─── Supplied records

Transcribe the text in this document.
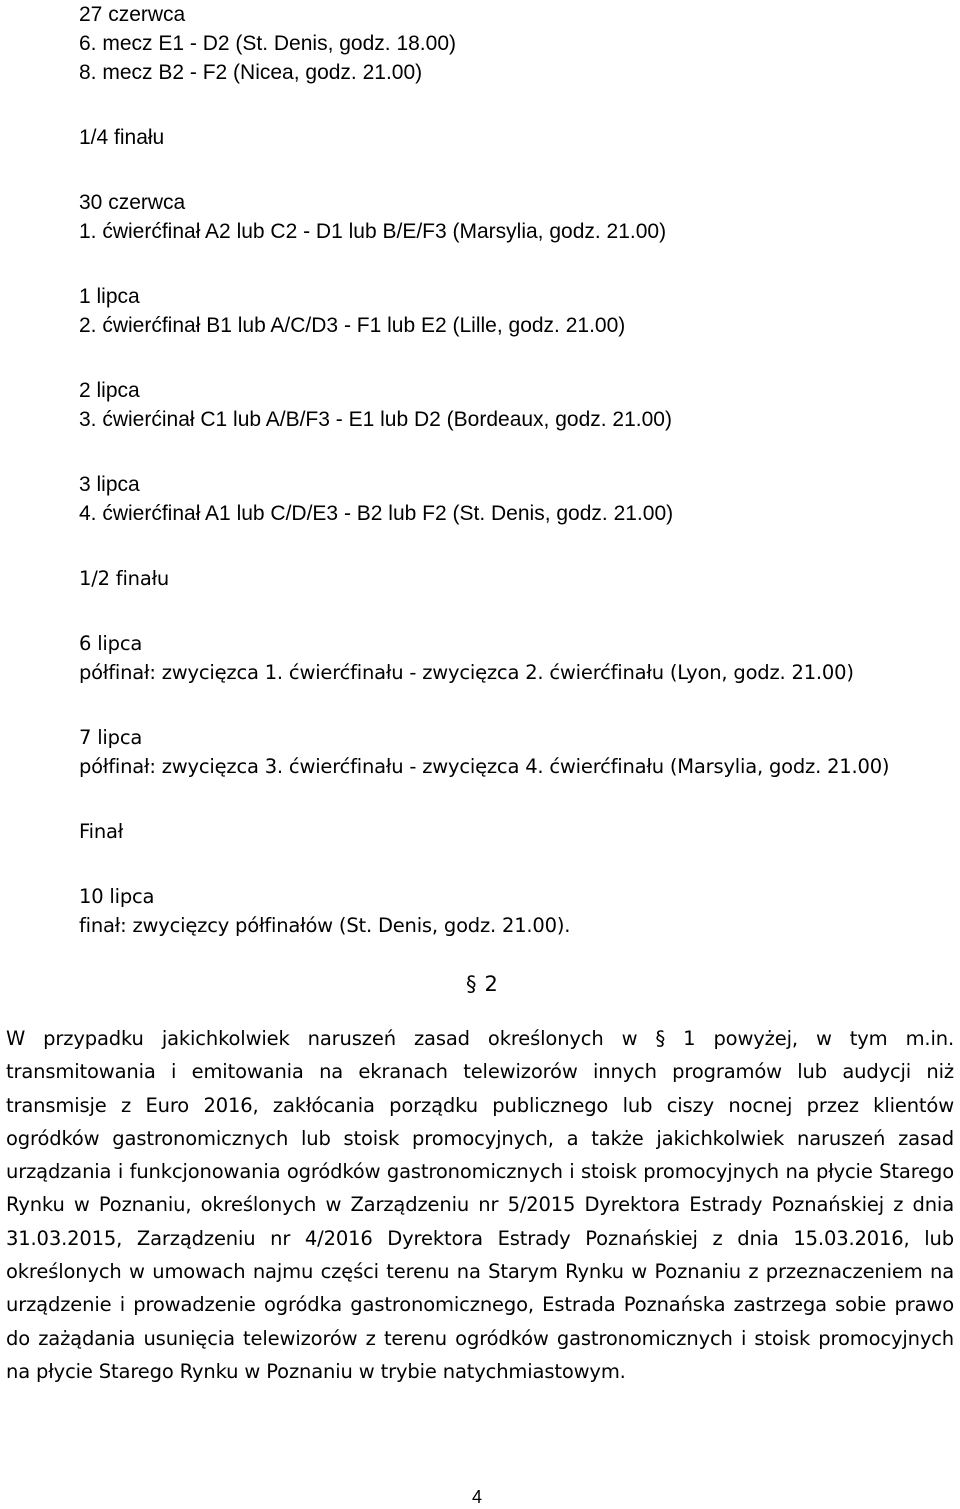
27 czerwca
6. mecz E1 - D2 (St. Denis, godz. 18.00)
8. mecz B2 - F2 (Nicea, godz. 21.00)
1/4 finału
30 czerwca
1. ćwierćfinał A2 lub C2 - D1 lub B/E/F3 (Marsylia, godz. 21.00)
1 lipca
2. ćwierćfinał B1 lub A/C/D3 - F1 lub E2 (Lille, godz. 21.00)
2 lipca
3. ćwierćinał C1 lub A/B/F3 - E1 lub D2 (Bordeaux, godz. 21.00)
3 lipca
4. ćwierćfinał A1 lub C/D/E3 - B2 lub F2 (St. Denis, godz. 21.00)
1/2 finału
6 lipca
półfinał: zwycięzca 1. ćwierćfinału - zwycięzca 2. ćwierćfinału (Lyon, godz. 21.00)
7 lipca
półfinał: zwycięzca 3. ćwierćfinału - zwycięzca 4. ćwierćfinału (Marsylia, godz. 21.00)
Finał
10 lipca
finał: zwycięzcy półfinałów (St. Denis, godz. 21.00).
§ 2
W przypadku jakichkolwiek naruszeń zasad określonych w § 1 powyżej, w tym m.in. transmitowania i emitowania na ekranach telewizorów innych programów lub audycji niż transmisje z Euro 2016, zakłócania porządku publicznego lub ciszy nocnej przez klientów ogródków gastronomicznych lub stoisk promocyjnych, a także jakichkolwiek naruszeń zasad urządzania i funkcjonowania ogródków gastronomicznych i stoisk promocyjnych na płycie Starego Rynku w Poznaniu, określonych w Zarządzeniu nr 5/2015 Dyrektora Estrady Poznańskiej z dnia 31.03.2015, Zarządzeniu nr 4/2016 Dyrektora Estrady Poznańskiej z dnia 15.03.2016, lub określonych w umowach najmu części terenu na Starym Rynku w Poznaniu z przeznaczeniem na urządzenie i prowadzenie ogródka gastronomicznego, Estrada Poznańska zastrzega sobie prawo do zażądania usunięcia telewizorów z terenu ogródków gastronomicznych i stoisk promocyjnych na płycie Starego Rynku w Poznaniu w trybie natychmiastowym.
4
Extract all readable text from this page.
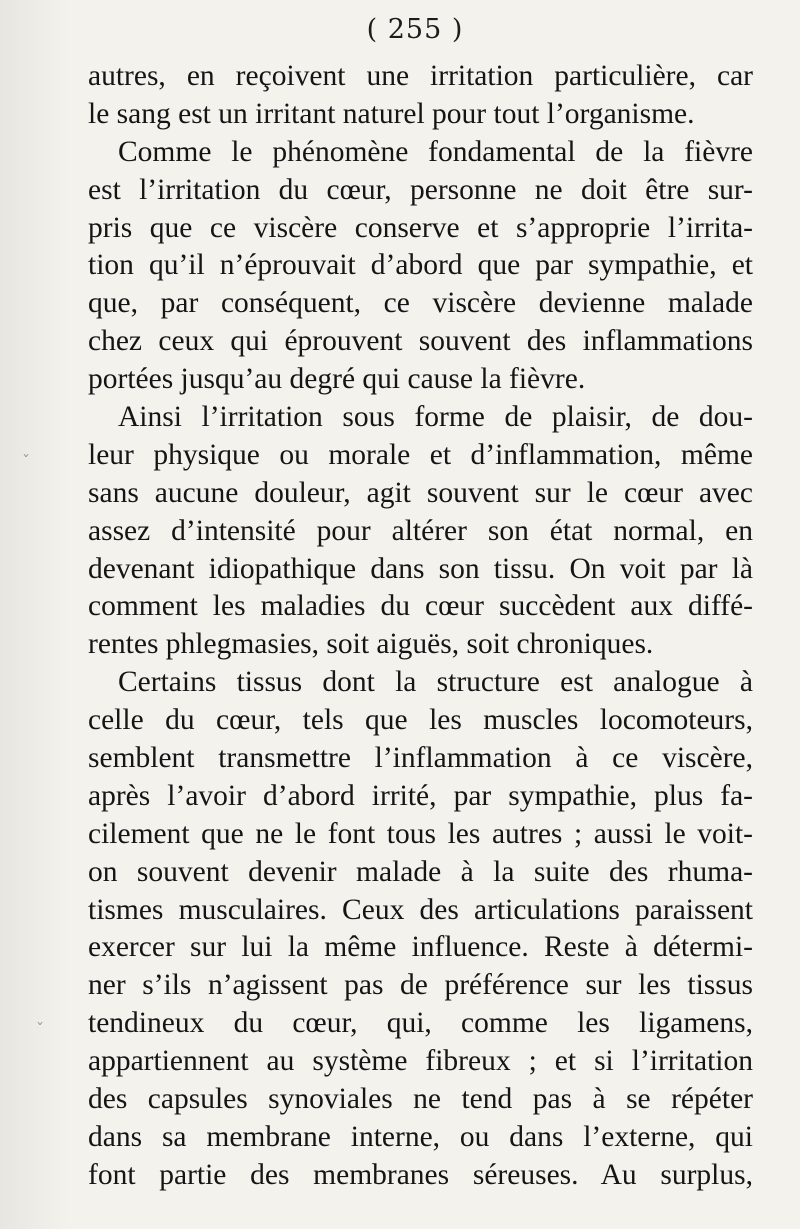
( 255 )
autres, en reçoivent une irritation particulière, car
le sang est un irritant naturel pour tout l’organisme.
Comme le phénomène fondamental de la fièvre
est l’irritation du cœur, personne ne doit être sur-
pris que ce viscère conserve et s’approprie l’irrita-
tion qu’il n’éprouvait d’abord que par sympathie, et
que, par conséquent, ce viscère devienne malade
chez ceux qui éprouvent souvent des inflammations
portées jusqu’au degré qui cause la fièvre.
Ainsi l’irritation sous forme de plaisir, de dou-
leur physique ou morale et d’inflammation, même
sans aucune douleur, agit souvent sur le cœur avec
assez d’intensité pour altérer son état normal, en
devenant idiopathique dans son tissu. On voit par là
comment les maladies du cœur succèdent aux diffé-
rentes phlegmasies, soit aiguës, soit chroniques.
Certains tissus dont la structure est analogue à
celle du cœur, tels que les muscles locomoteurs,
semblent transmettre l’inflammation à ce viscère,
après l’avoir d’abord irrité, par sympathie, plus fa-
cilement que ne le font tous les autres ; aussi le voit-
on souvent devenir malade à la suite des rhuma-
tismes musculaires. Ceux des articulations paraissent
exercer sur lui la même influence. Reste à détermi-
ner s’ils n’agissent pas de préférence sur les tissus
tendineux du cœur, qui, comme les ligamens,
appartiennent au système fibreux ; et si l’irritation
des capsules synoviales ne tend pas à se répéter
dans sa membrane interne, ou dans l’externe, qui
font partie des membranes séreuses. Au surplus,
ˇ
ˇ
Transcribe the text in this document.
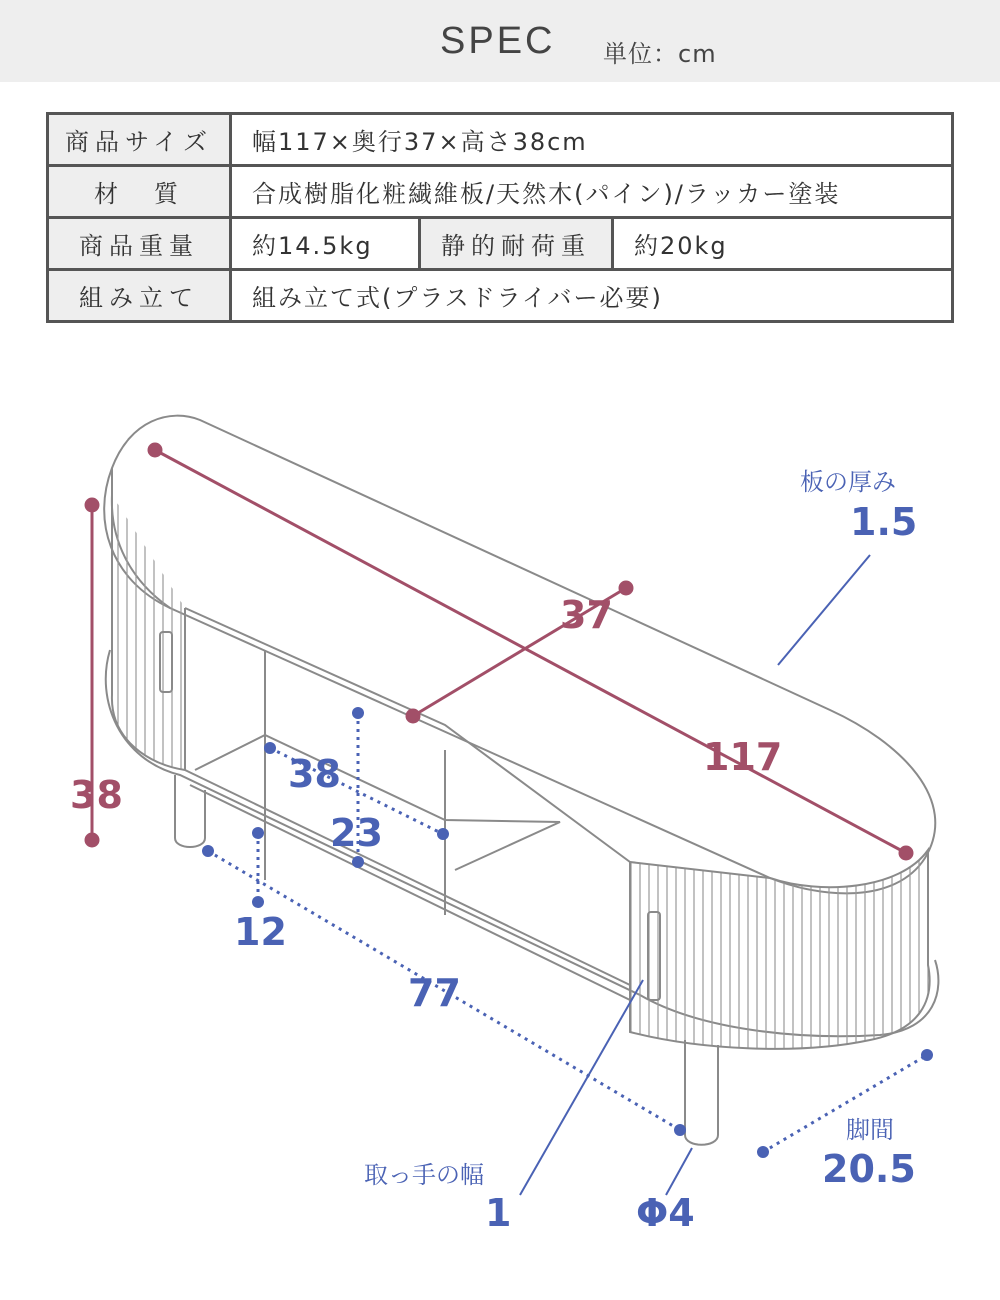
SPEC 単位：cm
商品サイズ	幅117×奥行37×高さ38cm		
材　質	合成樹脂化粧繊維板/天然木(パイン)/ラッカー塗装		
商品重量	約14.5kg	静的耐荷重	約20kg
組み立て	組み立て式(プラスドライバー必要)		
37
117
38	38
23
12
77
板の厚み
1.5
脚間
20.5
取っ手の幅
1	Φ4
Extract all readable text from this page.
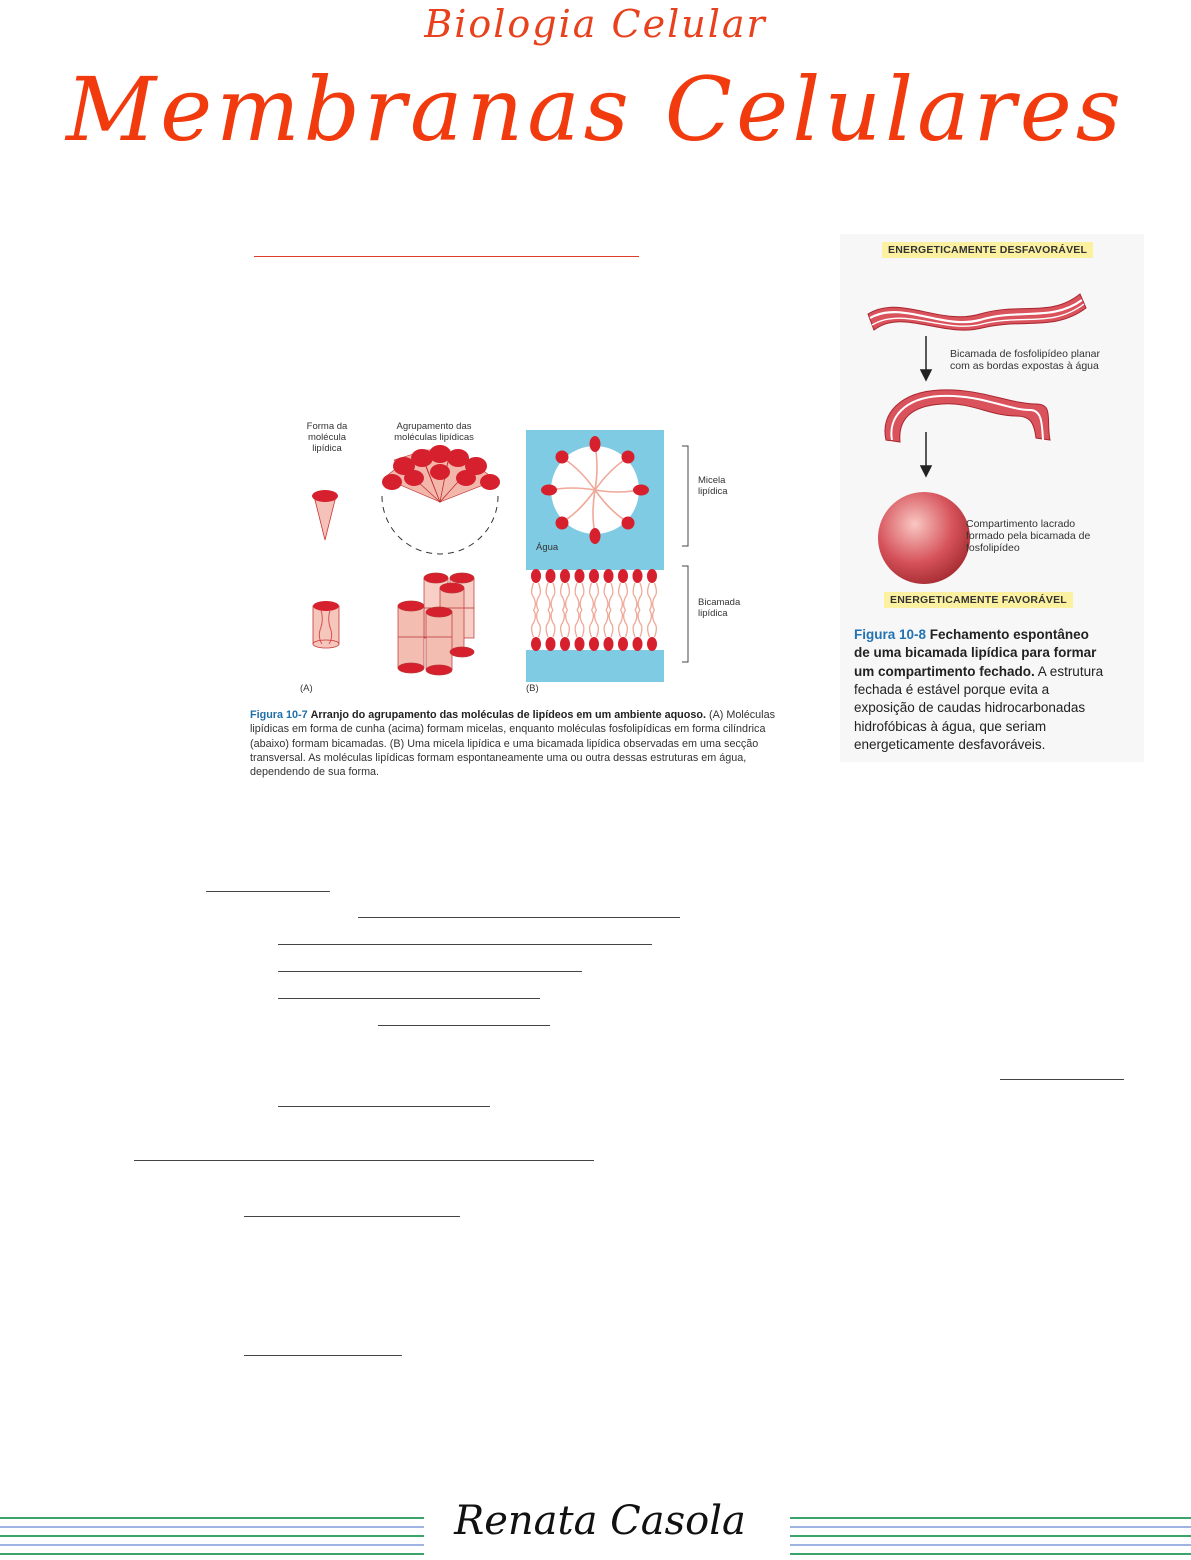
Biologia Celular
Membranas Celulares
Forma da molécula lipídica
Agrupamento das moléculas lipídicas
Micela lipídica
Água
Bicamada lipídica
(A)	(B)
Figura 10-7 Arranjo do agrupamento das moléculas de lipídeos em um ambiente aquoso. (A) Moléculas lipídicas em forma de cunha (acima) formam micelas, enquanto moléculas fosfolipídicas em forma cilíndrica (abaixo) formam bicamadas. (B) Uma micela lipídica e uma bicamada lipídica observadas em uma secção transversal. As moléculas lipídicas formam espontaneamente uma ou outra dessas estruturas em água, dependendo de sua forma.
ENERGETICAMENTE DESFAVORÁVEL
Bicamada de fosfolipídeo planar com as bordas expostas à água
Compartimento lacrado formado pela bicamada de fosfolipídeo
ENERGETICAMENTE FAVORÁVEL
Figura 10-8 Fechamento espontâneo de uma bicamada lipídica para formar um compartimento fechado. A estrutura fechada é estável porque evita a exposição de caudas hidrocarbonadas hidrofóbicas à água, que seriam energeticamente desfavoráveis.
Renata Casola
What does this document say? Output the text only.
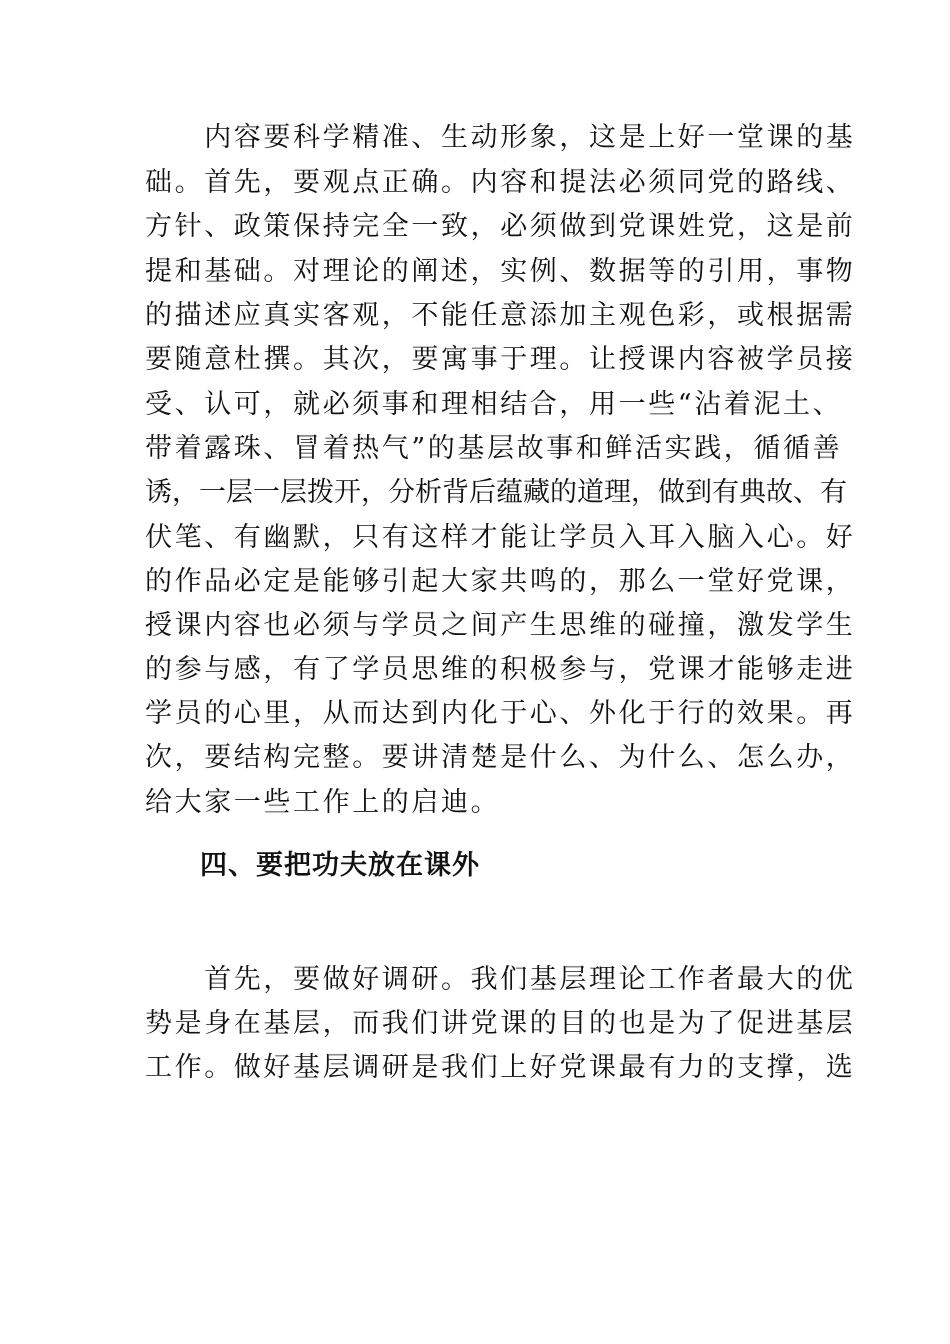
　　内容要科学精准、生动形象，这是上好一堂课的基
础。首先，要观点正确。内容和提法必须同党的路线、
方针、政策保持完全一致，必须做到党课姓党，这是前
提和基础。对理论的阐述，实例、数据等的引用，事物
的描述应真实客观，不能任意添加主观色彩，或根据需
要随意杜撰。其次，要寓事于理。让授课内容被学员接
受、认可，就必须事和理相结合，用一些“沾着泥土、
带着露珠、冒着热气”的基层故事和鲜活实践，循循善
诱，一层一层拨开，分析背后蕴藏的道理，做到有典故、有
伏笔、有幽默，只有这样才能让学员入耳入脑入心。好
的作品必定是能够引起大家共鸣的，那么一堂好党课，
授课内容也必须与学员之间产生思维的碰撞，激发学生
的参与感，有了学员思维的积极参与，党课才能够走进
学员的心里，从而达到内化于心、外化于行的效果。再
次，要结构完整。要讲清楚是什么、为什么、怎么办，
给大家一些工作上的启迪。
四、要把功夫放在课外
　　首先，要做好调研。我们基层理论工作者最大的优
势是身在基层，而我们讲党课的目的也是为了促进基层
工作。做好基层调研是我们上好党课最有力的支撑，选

──────

Problem to work on -
Identify lines with the string "mecz". Copy each one.

Output below -
6. mecz E1 - D2 (St. Denis, godz. 18.00)
8. mecz B2 - F2 (Nicea, godz. 21.00)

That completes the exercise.